- DATA FOR THIS TASK
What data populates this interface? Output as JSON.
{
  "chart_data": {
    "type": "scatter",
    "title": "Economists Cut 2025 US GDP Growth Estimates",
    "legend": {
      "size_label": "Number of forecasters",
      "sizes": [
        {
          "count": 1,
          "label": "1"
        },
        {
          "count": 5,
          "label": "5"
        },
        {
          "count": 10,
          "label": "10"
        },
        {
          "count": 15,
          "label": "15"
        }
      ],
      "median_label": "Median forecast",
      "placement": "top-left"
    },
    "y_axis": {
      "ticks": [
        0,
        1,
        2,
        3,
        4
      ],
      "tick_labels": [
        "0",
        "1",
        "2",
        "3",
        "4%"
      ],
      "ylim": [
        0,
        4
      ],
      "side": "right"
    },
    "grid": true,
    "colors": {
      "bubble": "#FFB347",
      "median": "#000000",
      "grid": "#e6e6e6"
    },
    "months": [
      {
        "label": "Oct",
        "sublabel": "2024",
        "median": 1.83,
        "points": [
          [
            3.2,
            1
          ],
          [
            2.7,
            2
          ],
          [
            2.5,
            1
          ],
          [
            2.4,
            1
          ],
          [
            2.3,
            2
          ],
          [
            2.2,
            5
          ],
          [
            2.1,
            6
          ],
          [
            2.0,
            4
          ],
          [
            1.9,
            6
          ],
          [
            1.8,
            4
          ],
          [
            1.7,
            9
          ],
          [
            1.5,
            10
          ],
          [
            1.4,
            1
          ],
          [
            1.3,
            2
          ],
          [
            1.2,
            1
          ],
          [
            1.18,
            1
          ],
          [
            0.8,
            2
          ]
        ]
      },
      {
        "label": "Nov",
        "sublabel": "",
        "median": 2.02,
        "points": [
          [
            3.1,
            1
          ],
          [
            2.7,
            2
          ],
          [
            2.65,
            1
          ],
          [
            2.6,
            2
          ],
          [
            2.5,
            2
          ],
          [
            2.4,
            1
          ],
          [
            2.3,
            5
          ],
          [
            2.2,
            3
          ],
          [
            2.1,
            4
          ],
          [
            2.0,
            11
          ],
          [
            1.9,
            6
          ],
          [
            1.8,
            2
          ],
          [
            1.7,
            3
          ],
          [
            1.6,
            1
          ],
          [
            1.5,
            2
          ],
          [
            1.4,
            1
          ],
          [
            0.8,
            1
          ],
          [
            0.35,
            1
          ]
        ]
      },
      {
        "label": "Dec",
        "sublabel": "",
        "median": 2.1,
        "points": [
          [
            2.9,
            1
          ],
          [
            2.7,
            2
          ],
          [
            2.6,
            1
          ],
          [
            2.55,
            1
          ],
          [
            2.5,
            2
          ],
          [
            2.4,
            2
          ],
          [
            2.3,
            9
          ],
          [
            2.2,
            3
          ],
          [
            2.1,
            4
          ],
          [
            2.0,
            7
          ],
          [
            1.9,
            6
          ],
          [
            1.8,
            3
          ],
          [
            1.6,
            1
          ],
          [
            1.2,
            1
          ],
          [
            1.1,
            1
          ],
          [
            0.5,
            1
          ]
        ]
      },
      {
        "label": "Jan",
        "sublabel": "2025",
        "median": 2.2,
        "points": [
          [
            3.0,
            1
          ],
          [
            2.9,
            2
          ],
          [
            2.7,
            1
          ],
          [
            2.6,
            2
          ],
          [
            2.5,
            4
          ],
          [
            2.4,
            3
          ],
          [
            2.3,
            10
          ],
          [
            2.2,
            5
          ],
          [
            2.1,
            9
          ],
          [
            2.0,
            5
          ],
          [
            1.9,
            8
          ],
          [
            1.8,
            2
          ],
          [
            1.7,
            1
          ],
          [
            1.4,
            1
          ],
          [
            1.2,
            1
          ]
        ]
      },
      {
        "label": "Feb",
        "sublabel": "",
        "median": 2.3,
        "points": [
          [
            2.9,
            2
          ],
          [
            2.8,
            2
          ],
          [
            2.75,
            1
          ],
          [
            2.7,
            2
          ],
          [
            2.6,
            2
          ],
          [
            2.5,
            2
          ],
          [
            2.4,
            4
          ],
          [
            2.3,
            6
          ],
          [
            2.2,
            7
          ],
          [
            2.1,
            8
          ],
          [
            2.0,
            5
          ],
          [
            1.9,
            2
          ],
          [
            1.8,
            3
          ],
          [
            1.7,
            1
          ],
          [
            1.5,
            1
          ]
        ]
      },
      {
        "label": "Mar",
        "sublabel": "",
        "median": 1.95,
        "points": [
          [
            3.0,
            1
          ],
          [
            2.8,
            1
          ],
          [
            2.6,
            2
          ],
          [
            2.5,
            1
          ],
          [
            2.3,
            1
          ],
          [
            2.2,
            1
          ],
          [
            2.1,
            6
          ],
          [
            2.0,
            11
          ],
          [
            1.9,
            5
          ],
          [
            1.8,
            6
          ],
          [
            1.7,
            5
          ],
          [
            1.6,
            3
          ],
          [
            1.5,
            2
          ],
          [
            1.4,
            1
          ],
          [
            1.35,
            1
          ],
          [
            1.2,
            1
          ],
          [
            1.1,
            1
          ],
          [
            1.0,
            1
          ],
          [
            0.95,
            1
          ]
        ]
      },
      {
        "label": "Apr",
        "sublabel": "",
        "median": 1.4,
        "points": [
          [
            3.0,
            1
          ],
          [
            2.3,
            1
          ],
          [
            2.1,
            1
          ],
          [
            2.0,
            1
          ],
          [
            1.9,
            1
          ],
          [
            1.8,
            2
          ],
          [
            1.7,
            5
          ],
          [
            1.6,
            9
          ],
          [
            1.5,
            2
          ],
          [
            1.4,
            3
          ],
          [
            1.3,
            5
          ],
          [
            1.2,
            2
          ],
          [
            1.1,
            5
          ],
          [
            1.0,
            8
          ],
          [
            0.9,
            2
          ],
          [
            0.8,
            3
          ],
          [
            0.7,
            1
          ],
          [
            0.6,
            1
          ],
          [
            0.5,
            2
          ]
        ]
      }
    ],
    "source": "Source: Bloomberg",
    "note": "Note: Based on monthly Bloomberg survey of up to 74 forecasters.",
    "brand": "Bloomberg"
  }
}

- WHAT IS NEEDED
Copy each line of the listing that contains the string "Bloomberg".

- SOLUTION
    "source": "Source: Bloomberg",
    "note": "Note: Based on monthly Bloomberg survey of up to 74 forecasters.",
    "brand": "Bloomberg"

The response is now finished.